Recast the listing below as a JSON list of strings, one string per line and blank lines left out, from its first line through the line that contains "The wide laminate layers 9a-9d is".

◆ ◆ ◆ ◆ ◆ ◆ ◆

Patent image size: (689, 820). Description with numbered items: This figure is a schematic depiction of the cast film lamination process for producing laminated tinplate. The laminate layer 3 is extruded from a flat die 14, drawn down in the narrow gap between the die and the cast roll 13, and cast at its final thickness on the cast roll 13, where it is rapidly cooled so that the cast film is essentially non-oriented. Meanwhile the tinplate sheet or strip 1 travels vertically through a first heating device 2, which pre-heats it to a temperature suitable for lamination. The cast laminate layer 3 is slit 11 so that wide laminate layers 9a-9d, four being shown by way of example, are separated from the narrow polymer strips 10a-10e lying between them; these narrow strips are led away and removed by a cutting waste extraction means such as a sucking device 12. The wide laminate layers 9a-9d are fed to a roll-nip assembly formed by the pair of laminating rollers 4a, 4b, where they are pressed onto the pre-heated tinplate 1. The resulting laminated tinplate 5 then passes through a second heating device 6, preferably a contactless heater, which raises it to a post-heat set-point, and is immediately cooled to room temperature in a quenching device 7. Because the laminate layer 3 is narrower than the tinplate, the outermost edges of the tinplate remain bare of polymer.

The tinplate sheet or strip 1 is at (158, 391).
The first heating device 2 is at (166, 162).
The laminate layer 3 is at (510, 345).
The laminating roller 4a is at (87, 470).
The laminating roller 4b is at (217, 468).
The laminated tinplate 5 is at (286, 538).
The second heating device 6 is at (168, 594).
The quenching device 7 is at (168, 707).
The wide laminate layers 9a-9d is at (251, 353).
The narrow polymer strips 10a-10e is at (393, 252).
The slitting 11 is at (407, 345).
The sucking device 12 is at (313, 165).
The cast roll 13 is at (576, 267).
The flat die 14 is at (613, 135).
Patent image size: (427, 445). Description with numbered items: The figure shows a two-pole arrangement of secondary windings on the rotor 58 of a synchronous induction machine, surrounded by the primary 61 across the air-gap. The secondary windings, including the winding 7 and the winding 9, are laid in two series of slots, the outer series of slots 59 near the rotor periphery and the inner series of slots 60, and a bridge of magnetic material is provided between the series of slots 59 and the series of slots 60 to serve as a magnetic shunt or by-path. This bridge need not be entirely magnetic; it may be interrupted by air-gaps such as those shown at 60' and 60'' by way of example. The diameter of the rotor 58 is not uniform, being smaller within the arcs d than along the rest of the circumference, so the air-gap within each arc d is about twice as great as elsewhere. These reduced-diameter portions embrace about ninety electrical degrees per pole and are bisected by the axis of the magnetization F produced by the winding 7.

◆ ◆ ◆ ◆ ◆ ◆ ◆

▸ Output for this exercise
[
  "Patent image size: (689, 820). Description with numbered items: This figure is a schematic depiction of the cast film lamination process for producing laminated tinplate. The laminate layer 3 is extruded from a flat die 14, drawn down in the narrow gap between the die and the cast roll 13, and cast at its final thickness on the cast roll 13, where it is rapidly cooled so that the cast film is essentially non-oriented. Meanwhile the tinplate sheet or strip 1 travels vertically through a first heating device 2, which pre-heats it to a temperature suitable for lamination. The cast laminate layer 3 is slit 11 so that wide laminate layers 9a-9d, four being shown by way of example, are separated from the narrow polymer strips 10a-10e lying between them; these narrow strips are led away and removed by a cutting waste extraction means such as a sucking device 12. The wide laminate layers 9a-9d are fed to a roll-nip assembly formed by the pair of laminating rollers 4a, 4b, where they are pressed onto the pre-heated tinplate 1. The resulting laminated tinplate 5 then passes through a second heating device 6, preferably a contactless heater, which raises it to a post-heat set-point, and is immediately cooled to room temperature in a quenching device 7. Because the laminate layer 3 is narrower than the tinplate, the outermost edges of the tinplate remain bare of polymer.",
  "The tinplate sheet or strip 1 is at (158, 391).",
  "The first heating device 2 is at (166, 162).",
  "The laminate layer 3 is at (510, 345).",
  "The laminating roller 4a is at (87, 470).",
  "The laminating roller 4b is at (217, 468).",
  "The laminated tinplate 5 is at (286, 538).",
  "The second heating device 6 is at (168, 594).",
  "The quenching device 7 is at (168, 707).",
  "The wide laminate layers 9a-9d is at (251, 353)."
]